■ Problem details:
Give back every line of the material below exactly, but no images.
START Material provided
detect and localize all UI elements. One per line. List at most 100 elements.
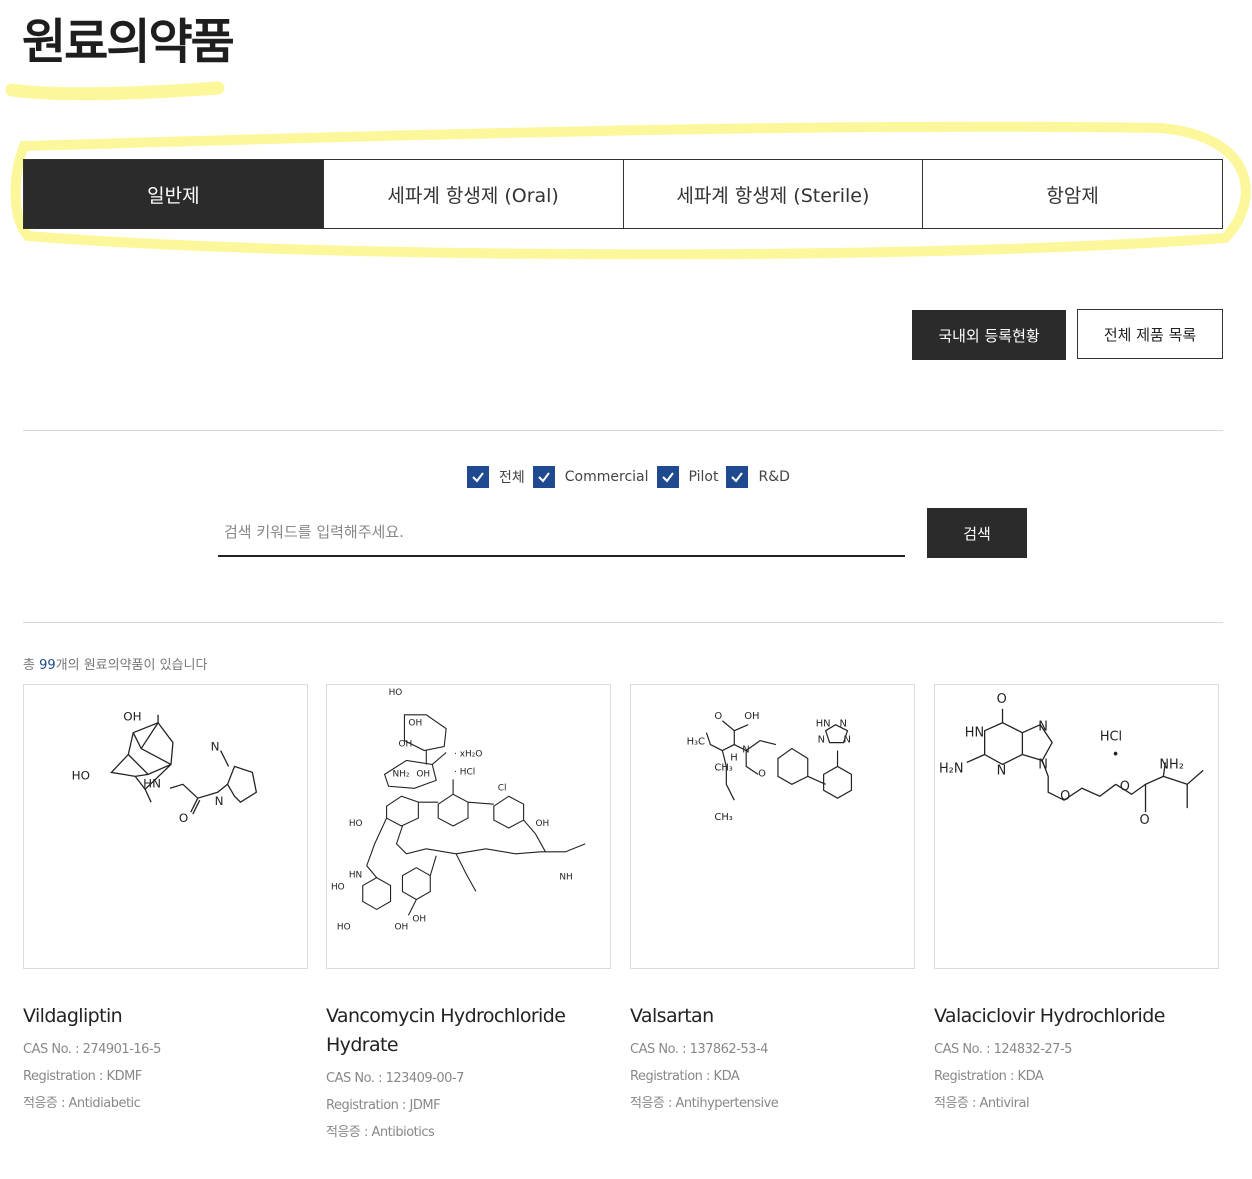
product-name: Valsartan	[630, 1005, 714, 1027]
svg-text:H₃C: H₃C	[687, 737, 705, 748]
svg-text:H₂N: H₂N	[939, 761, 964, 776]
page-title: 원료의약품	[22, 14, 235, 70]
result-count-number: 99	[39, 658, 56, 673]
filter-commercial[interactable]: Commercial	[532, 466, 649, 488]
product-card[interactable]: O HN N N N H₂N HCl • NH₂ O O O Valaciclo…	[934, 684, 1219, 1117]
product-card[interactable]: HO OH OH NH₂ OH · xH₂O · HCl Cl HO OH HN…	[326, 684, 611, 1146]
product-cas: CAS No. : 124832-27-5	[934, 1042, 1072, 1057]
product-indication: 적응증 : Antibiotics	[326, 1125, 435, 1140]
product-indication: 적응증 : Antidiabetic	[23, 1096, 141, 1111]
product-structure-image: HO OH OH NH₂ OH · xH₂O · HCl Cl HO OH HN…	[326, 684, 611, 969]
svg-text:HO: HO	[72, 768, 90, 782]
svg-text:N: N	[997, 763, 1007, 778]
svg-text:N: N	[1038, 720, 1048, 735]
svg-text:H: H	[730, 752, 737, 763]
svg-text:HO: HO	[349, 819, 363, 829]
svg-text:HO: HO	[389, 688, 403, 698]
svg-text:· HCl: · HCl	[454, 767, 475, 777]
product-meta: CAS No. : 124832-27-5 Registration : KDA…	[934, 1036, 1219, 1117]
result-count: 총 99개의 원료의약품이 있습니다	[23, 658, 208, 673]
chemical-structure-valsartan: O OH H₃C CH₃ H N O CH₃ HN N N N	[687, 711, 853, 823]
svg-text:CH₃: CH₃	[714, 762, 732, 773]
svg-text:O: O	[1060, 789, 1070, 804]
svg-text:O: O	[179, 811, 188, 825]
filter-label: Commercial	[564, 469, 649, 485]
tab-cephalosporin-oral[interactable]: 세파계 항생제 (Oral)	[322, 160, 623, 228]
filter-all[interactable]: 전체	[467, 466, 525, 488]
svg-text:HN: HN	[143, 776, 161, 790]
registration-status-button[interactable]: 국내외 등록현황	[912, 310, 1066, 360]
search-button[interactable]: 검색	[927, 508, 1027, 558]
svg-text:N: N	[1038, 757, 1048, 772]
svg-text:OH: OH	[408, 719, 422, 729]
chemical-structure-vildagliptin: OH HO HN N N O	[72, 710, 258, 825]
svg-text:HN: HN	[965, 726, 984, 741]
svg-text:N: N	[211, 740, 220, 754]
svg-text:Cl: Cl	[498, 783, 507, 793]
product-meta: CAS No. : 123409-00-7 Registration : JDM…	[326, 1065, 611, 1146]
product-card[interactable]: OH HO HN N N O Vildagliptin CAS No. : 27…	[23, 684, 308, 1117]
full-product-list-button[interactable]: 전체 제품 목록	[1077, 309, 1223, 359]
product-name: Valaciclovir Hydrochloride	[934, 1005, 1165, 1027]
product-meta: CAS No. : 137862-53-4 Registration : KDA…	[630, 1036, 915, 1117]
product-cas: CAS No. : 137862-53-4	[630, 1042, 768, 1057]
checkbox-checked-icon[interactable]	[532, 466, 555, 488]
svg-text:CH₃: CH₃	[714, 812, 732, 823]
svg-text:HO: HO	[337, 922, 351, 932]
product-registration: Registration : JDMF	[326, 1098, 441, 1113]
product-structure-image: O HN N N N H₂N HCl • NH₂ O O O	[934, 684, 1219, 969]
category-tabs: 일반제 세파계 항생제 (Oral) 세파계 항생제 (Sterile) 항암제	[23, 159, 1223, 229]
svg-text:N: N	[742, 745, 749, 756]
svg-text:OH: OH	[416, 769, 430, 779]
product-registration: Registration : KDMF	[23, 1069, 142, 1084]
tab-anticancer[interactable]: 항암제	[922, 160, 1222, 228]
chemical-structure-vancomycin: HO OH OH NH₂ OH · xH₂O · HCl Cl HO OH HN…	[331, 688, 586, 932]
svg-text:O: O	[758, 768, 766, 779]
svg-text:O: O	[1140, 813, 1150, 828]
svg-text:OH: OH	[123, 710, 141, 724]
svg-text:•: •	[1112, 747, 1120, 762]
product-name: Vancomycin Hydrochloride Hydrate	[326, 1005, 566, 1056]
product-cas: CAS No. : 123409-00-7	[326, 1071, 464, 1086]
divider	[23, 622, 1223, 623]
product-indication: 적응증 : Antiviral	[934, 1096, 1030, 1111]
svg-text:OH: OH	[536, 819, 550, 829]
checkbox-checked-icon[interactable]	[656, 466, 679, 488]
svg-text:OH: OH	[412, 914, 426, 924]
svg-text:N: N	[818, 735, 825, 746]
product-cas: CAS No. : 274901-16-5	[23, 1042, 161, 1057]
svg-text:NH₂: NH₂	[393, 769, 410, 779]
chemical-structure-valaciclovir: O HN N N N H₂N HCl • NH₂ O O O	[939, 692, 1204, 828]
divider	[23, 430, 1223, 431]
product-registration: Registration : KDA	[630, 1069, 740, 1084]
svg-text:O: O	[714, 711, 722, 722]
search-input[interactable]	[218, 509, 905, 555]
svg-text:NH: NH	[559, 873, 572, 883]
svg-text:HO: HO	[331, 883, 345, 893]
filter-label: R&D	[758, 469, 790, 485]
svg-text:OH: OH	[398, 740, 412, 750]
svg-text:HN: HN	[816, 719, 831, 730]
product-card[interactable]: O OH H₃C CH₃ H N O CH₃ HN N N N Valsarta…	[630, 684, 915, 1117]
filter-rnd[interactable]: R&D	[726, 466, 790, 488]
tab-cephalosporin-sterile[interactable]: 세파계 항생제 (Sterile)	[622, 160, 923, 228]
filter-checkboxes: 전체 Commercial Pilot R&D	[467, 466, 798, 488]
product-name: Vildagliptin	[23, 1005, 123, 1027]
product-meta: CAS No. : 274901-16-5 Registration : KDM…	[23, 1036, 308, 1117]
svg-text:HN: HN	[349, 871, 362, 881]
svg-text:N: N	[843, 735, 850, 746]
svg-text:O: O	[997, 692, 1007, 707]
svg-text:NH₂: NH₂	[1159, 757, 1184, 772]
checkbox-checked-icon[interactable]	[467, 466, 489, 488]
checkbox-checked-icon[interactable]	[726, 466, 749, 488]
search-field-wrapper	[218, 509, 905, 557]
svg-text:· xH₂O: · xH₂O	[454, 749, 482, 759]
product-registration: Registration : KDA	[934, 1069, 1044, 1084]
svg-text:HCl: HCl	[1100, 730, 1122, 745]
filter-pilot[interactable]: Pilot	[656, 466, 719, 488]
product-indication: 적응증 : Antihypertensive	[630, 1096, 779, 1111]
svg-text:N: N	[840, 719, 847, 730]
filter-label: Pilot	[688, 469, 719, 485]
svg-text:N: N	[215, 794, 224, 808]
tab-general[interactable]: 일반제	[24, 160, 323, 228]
END Material provided
■ Answer:
detect and localize all UI elements. One per line. List at most 100 elements.
product-name: Valsartan	[630, 1005, 714, 1027]
svg-text:H₃C: H₃C	[687, 737, 705, 748]
svg-text:H₂N: H₂N	[939, 761, 964, 776]
page-title: 원료의약품	[22, 14, 235, 70]
result-count-number: 99	[39, 658, 56, 673]
filter-commercial[interactable]: Commercial	[532, 466, 649, 488]
product-card[interactable]: O HN N N N H₂N HCl • NH₂ O O O Valaciclo…	[934, 684, 1219, 1117]
product-card[interactable]: HO OH OH NH₂ OH · xH₂O · HCl Cl HO OH HN…	[326, 684, 611, 1146]
product-cas: CAS No. : 124832-27-5	[934, 1042, 1072, 1057]
product-indication: 적응증 : Antibiotics	[326, 1125, 435, 1140]
product-indication: 적응증 : Antidiabetic	[23, 1096, 141, 1111]
product-structure-image: HO OH OH NH₂ OH · xH₂O · HCl Cl HO OH HN…	[326, 684, 611, 969]
svg-text:HO: HO	[72, 768, 90, 782]
svg-text:N: N	[997, 763, 1007, 778]
svg-text:N: N	[1038, 720, 1048, 735]
svg-text:H: H	[730, 752, 737, 763]
svg-text:HO: HO	[349, 819, 363, 829]
svg-text:HO: HO	[389, 688, 403, 698]
svg-text:· HCl: · HCl	[454, 767, 475, 777]
product-meta: CAS No. : 124832-27-5 Registration : KDA…	[934, 1036, 1219, 1117]
result-count: 총 99개의 원료의약품이 있습니다	[23, 658, 208, 673]
chemical-structure-valsartan: O OH H₃C CH₃ H N O CH₃ HN N N N	[687, 711, 853, 823]
svg-text:CH₃: CH₃	[714, 762, 732, 773]
svg-text:O: O	[1060, 789, 1070, 804]
svg-text:O: O	[179, 811, 188, 825]
filter-label: Commercial	[564, 469, 649, 485]
tab-cephalosporin-oral[interactable]: 세파계 항생제 (Oral)	[322, 160, 623, 228]
filter-all[interactable]: 전체	[467, 466, 525, 488]
svg-text:HN: HN	[143, 776, 161, 790]
registration-status-button[interactable]: 국내외 등록현황	[912, 310, 1066, 360]
search-button[interactable]: 검색	[927, 508, 1027, 558]
svg-text:N: N	[1038, 757, 1048, 772]
svg-text:OH: OH	[408, 719, 422, 729]
chemical-structure-vildagliptin: OH HO HN N N O	[72, 710, 258, 825]
svg-text:HN: HN	[965, 726, 984, 741]
svg-text:N: N	[211, 740, 220, 754]
svg-text:Cl: Cl	[498, 783, 507, 793]
product-meta: CAS No. : 123409-00-7 Registration : JDM…	[326, 1065, 611, 1146]
product-card[interactable]: OH HO HN N N O Vildagliptin CAS No. : 27…	[23, 684, 308, 1117]
full-product-list-button[interactable]: 전체 제품 목록	[1077, 309, 1223, 359]
product-name: Valaciclovir Hydrochloride	[934, 1005, 1165, 1027]
product-meta: CAS No. : 137862-53-4 Registration : KDA…	[630, 1036, 915, 1117]
product-cas: CAS No. : 137862-53-4	[630, 1042, 768, 1057]
checkbox-checked-icon[interactable]	[532, 466, 555, 488]
svg-text:CH₃: CH₃	[714, 812, 732, 823]
svg-text:HO: HO	[337, 922, 351, 932]
product-registration: Registration : JDMF	[326, 1098, 441, 1113]
product-structure-image: O HN N N N H₂N HCl • NH₂ O O O	[934, 684, 1219, 969]
category-tabs: 일반제 세파계 항생제 (Oral) 세파계 항생제 (Sterile) 항암제	[23, 159, 1223, 229]
svg-text:N: N	[742, 745, 749, 756]
svg-text:OH: OH	[416, 769, 430, 779]
product-registration: Registration : KDMF	[23, 1069, 142, 1084]
tab-anticancer[interactable]: 항암제	[922, 160, 1222, 228]
chemical-structure-vancomycin: HO OH OH NH₂ OH · xH₂O · HCl Cl HO OH HN…	[331, 688, 586, 932]
svg-text:O: O	[758, 768, 766, 779]
svg-text:O: O	[1140, 813, 1150, 828]
svg-text:OH: OH	[123, 710, 141, 724]
svg-text:•: •	[1112, 747, 1120, 762]
product-name: Vancomycin Hydrochloride Hydrate	[326, 1005, 566, 1056]
product-cas: CAS No. : 123409-00-7	[326, 1071, 464, 1086]
divider	[23, 622, 1223, 623]
product-indication: 적응증 : Antiviral	[934, 1096, 1030, 1111]
svg-text:OH: OH	[536, 819, 550, 829]
checkbox-checked-icon[interactable]	[656, 466, 679, 488]
svg-text:OH: OH	[412, 914, 426, 924]
svg-text:N: N	[818, 735, 825, 746]
product-cas: CAS No. : 274901-16-5	[23, 1042, 161, 1057]
svg-text:NH₂: NH₂	[393, 769, 410, 779]
chemical-structure-valaciclovir: O HN N N N H₂N HCl • NH₂ O O O	[939, 692, 1204, 828]
divider	[23, 430, 1223, 431]
product-registration: Registration : KDA	[630, 1069, 740, 1084]
svg-text:O: O	[714, 711, 722, 722]
search-input[interactable]	[218, 509, 905, 555]
svg-text:NH: NH	[559, 873, 572, 883]
svg-text:HO: HO	[331, 883, 345, 893]
filter-label: R&D	[758, 469, 790, 485]
svg-text:OH: OH	[398, 740, 412, 750]
svg-text:HN: HN	[816, 719, 831, 730]
product-card[interactable]: O OH H₃C CH₃ H N O CH₃ HN N N N Valsarta…	[630, 684, 915, 1117]
filter-rnd[interactable]: R&D	[726, 466, 790, 488]
tab-cephalosporin-sterile[interactable]: 세파계 항생제 (Sterile)	[622, 160, 923, 228]
filter-checkboxes: 전체 Commercial Pilot R&D	[467, 466, 798, 488]
product-name: Vildagliptin	[23, 1005, 123, 1027]
product-meta: CAS No. : 274901-16-5 Registration : KDM…	[23, 1036, 308, 1117]
svg-text:HN: HN	[349, 871, 362, 881]
svg-text:N: N	[843, 735, 850, 746]
svg-text:O: O	[997, 692, 1007, 707]
svg-text:NH₂: NH₂	[1159, 757, 1184, 772]
checkbox-checked-icon[interactable]	[467, 466, 489, 488]
checkbox-checked-icon[interactable]	[726, 466, 749, 488]
search-field-wrapper	[218, 509, 905, 557]
svg-text:· xH₂O: · xH₂O	[454, 749, 482, 759]
product-registration: Registration : KDA	[934, 1069, 1044, 1084]
svg-text:HCl: HCl	[1100, 730, 1122, 745]
filter-pilot[interactable]: Pilot	[656, 466, 719, 488]
product-indication: 적응증 : Antihypertensive	[630, 1096, 779, 1111]
svg-text:N: N	[840, 719, 847, 730]
filter-label: Pilot	[688, 469, 719, 485]
svg-text:N: N	[215, 794, 224, 808]
tab-general[interactable]: 일반제	[24, 160, 323, 228]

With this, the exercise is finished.